» TASK TO COMPLETE:
Write out the full set of records below exactly.
════════
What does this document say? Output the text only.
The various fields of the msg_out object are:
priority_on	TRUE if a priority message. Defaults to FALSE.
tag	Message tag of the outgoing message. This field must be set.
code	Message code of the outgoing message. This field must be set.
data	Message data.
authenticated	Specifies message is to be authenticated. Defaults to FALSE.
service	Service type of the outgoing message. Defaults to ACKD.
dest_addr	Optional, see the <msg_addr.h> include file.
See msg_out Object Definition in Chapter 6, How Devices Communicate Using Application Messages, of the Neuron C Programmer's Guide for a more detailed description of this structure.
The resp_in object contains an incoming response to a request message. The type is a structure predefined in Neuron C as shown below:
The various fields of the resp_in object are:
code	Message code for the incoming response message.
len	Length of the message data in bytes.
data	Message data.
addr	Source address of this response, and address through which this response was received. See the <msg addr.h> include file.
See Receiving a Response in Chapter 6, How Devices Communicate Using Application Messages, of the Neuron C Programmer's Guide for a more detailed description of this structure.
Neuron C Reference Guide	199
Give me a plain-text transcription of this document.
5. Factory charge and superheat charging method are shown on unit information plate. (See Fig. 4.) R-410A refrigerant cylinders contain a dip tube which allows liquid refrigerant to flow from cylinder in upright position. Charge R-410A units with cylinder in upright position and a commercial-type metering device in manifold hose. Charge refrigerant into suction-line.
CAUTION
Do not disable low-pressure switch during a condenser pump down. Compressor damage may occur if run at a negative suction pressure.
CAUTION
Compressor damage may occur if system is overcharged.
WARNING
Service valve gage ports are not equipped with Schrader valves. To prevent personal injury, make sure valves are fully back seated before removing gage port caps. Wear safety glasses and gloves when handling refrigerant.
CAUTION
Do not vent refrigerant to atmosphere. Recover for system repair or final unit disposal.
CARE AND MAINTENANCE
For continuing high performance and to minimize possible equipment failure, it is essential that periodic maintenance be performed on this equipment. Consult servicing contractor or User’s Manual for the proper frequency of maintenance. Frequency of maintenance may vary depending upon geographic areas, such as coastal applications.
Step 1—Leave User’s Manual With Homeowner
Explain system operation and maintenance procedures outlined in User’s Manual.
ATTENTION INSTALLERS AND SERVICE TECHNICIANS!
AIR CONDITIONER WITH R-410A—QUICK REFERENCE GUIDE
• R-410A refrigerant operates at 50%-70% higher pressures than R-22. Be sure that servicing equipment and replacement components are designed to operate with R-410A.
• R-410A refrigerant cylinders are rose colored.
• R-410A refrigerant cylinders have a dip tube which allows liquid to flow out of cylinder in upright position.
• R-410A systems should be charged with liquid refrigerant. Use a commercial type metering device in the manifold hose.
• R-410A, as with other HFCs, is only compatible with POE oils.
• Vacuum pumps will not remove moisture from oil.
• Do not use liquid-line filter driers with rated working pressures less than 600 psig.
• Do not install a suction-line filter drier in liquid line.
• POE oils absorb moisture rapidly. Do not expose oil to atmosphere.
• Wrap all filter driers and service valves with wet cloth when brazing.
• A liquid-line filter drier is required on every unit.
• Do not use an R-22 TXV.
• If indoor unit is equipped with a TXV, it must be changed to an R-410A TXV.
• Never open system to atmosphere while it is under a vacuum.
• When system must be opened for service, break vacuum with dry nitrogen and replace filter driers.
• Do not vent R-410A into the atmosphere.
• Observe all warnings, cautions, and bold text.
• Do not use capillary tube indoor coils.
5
════════
» OUTPUT:
What does this document say? Output the text only.
The various fields of the msg_out object are:
priority_on	TRUE if a priority message. Defaults to FALSE.
tag	Message tag of the outgoing message. This field must be set.
code	Message code of the outgoing message. This field must be set.
data	Message data.
authenticated	Specifies message is to be authenticated. Defaults to FALSE.
service	Service type of the outgoing message. Defaults to ACKD.
dest_addr	Optional, see the <msg_addr.h> include file.
See msg_out Object Definition in Chapter 6, How Devices Communicate Using Application Messages, of the Neuron C Programmer's Guide for a more detailed description of this structure.
The resp_in object contains an incoming response to a request message. The type is a structure predefined in Neuron C as shown below:
The various fields of the resp_in object are:
code	Message code for the incoming response message.
len	Length of the message data in bytes.
data	Message data.
addr	Source address of this response, and address through which this response was received. See the <msg addr.h> include file.
See Receiving a Response in Chapter 6, How Devices Communicate Using Application Messages, of the Neuron C Programmer's Guide for a more detailed description of this structure.
Neuron C Reference Guide	199
Give me a plain-text transcription of this document.
5. Factory charge and superheat charging method are shown on unit information plate. (See Fig. 4.) R-410A refrigerant cylinders contain a dip tube which allows liquid refrigerant to flow from cylinder in upright position. Charge R-410A units with cylinder in upright position and a commercial-type metering device in manifold hose. Charge refrigerant into suction-line.
CAUTION
Do not disable low-pressure switch during a condenser pump down. Compressor damage may occur if run at a negative suction pressure.
CAUTION
Compressor damage may occur if system is overcharged.
WARNING
Service valve gage ports are not equipped with Schrader valves. To prevent personal injury, make sure valves are fully back seated before removing gage port caps. Wear safety glasses and gloves when handling refrigerant.
CAUTION
Do not vent refrigerant to atmosphere. Recover for system repair or final unit disposal.
CARE AND MAINTENANCE
For continuing high performance and to minimize possible equipment failure, it is essential that periodic maintenance be performed on this equipment. Consult servicing contractor or User’s Manual for the proper frequency of maintenance. Frequency of maintenance may vary depending upon geographic areas, such as coastal applications.
Step 1—Leave User’s Manual With Homeowner
Explain system operation and maintenance procedures outlined in User’s Manual.
ATTENTION INSTALLERS AND SERVICE TECHNICIANS!
AIR CONDITIONER WITH R-410A—QUICK REFERENCE GUIDE
• R-410A refrigerant operates at 50%-70% higher pressures than R-22. Be sure that servicing equipment and replacement components are designed to operate with R-410A.
• R-410A refrigerant cylinders are rose colored.
• R-410A refrigerant cylinders have a dip tube which allows liquid to flow out of cylinder in upright position.
• R-410A systems should be charged with liquid refrigerant. Use a commercial type metering device in the manifold hose.
• R-410A, as with other HFCs, is only compatible with POE oils.
• Vacuum pumps will not remove moisture from oil.
• Do not use liquid-line filter driers with rated working pressures less than 600 psig.
• Do not install a suction-line filter drier in liquid line.
• POE oils absorb moisture rapidly. Do not expose oil to atmosphere.
• Wrap all filter driers and service valves with wet cloth when brazing.
• A liquid-line filter drier is required on every unit.
• Do not use an R-22 TXV.
• If indoor unit is equipped with a TXV, it must be changed to an R-410A TXV.
• Never open system to atmosphere while it is under a vacuum.
• When system must be opened for service, break vacuum with dry nitrogen and replace filter driers.
• Do not vent R-410A into the atmosphere.
• Observe all warnings, cautions, and bold text.
• Do not use capillary tube indoor coils.
5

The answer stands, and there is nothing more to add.